* Exercise goal
Collect the lines of the entries where "Bladder" shows up.
## begin Given information
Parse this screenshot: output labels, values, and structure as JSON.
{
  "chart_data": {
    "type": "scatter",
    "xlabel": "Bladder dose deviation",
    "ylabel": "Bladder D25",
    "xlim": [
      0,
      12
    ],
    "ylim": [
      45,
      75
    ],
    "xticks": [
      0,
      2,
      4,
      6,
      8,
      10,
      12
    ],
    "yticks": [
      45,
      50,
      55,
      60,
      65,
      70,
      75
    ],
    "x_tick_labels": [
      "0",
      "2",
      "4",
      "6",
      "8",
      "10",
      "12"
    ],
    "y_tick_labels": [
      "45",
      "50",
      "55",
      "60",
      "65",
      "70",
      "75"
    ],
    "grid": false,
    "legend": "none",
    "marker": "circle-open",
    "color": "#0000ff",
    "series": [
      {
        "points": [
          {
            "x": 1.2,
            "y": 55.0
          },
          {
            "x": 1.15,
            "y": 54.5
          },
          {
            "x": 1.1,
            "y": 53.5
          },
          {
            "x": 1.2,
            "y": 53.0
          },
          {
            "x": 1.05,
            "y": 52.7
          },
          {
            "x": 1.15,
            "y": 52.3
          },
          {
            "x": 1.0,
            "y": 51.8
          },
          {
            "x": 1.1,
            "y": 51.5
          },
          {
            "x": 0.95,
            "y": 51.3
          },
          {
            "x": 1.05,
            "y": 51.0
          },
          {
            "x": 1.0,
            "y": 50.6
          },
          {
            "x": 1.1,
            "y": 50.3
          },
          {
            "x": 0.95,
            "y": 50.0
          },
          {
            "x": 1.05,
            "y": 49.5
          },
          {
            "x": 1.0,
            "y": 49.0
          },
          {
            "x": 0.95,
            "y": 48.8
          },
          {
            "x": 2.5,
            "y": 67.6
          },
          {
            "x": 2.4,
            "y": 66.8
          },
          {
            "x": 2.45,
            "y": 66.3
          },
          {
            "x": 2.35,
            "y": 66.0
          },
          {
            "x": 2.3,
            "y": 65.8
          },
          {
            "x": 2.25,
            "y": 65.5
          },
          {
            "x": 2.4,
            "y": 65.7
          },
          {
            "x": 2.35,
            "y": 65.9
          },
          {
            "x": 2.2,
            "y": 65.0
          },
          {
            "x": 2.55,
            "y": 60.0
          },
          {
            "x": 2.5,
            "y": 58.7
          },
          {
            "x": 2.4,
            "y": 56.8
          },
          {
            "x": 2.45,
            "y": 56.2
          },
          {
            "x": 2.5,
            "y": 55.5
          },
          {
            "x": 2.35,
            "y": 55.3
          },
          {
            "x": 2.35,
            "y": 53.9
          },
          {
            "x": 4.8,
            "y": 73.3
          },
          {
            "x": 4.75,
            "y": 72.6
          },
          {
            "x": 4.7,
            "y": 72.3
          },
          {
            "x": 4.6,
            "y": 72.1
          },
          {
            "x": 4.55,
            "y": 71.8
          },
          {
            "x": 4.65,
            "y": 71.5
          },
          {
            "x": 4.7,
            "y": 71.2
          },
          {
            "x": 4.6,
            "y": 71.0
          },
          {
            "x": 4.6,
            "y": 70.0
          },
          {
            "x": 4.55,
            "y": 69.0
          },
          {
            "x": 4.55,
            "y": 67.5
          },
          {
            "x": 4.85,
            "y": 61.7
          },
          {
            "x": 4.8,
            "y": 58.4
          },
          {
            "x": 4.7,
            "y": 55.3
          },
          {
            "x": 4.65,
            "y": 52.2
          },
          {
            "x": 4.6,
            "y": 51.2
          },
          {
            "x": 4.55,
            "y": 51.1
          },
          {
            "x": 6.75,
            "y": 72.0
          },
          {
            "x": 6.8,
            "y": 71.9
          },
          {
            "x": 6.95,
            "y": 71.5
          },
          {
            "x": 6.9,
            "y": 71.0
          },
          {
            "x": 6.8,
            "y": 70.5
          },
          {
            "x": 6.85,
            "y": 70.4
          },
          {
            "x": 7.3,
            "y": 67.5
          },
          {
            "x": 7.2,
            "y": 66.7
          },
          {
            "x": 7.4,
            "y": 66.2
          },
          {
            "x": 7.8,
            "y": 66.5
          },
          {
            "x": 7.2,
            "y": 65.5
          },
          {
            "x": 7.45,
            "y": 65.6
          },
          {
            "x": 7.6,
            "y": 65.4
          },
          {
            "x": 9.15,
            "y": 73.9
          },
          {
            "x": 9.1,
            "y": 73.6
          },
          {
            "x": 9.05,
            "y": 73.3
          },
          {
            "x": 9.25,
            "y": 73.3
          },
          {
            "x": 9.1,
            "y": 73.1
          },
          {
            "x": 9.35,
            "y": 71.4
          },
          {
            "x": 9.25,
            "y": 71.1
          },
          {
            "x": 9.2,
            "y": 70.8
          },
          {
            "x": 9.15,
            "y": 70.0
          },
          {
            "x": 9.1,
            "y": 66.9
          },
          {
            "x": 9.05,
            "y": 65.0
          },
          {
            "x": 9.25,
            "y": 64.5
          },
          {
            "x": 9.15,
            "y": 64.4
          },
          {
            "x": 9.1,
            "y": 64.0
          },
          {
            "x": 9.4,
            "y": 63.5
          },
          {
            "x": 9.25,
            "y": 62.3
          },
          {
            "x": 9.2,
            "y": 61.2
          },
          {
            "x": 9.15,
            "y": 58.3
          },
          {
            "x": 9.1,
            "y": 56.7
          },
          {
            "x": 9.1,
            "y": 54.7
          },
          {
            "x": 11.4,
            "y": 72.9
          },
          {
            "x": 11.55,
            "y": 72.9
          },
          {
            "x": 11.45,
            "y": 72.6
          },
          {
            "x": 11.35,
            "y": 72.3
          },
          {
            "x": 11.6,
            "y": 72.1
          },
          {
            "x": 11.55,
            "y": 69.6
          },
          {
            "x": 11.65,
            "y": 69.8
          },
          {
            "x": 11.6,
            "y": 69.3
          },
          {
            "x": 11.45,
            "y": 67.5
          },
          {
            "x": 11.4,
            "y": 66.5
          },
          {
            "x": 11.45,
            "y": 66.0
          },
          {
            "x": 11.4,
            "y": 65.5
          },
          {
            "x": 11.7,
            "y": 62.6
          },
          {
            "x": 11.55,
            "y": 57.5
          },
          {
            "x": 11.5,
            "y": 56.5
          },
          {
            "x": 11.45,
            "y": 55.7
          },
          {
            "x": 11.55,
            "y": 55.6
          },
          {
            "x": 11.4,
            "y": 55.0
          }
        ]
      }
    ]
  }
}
## end Given information
* Solved exercise
    "xlabel": "Bladder dose deviation",
    "ylabel": "Bladder D25",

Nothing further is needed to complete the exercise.